Work instructions: Without the pictures, reproduce the records that follow exactly.

Data extract:
— Begin —

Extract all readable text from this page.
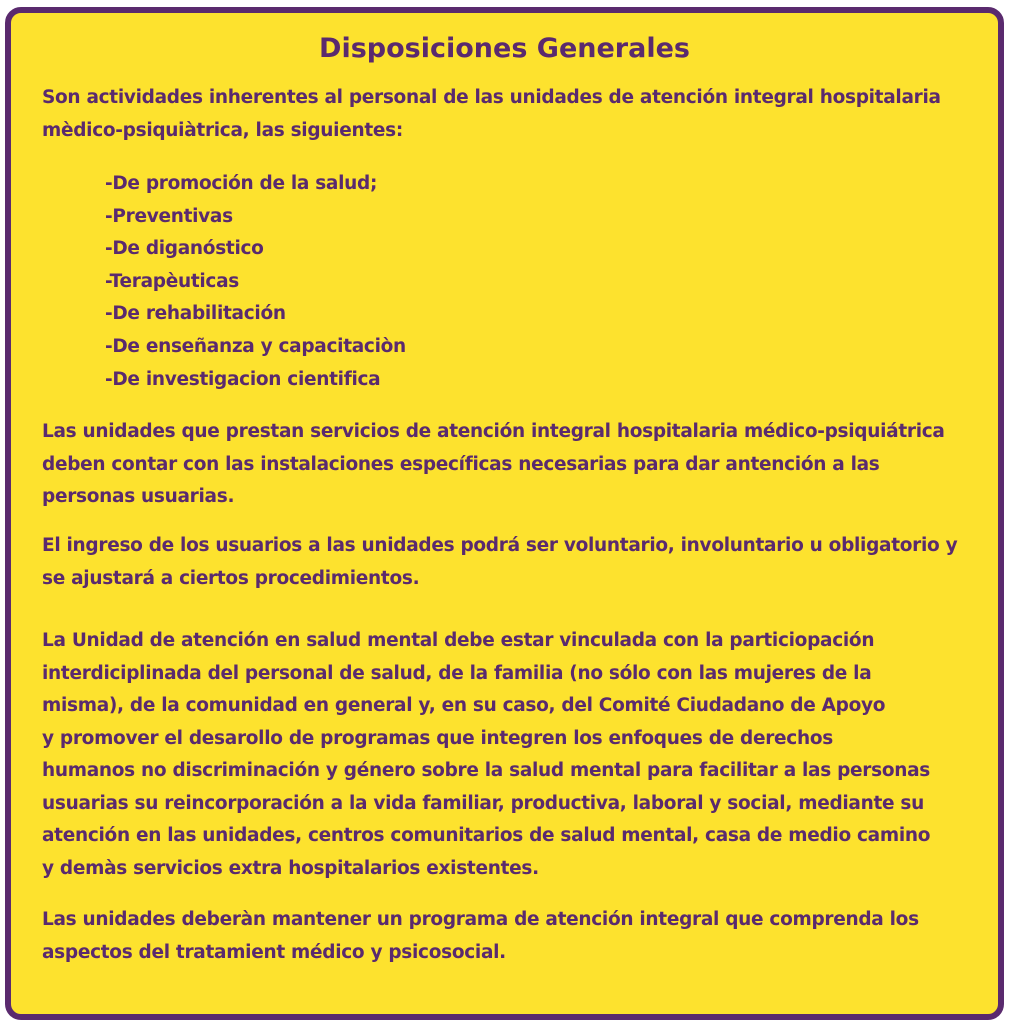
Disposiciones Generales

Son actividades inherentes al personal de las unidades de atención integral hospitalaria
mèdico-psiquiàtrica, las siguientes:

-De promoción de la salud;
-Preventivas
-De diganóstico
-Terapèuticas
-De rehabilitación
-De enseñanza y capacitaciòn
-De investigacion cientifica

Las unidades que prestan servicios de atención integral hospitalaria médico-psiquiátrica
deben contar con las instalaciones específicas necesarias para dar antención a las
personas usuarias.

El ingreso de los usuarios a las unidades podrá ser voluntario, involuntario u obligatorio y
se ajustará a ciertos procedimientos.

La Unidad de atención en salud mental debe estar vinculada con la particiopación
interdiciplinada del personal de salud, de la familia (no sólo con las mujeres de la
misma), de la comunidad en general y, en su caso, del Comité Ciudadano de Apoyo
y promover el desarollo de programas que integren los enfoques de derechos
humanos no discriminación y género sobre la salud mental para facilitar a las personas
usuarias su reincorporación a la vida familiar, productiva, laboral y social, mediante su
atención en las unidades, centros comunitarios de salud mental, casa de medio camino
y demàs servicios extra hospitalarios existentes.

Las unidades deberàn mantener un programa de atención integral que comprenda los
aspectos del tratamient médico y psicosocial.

— End —

Output of the exercise:
Extract all readable text from this page.
Disposiciones Generales

Son actividades inherentes al personal de las unidades de atención integral hospitalaria
mèdico-psiquiàtrica, las siguientes:

-De promoción de la salud;
-Preventivas
-De diganóstico
-Terapèuticas
-De rehabilitación
-De enseñanza y capacitaciòn
-De investigacion cientifica

Las unidades que prestan servicios de atención integral hospitalaria médico-psiquiátrica
deben contar con las instalaciones específicas necesarias para dar antención a las
personas usuarias.

El ingreso de los usuarios a las unidades podrá ser voluntario, involuntario u obligatorio y
se ajustará a ciertos procedimientos.

La Unidad de atención en salud mental debe estar vinculada con la particiopación
interdiciplinada del personal de salud, de la familia (no sólo con las mujeres de la
misma), de la comunidad en general y, en su caso, del Comité Ciudadano de Apoyo
y promover el desarollo de programas que integren los enfoques de derechos
humanos no discriminación y género sobre la salud mental para facilitar a las personas
usuarias su reincorporación a la vida familiar, productiva, laboral y social, mediante su
atención en las unidades, centros comunitarios de salud mental, casa de medio camino
y demàs servicios extra hospitalarios existentes.

Las unidades deberàn mantener un programa de atención integral que comprenda los
aspectos del tratamient médico y psicosocial.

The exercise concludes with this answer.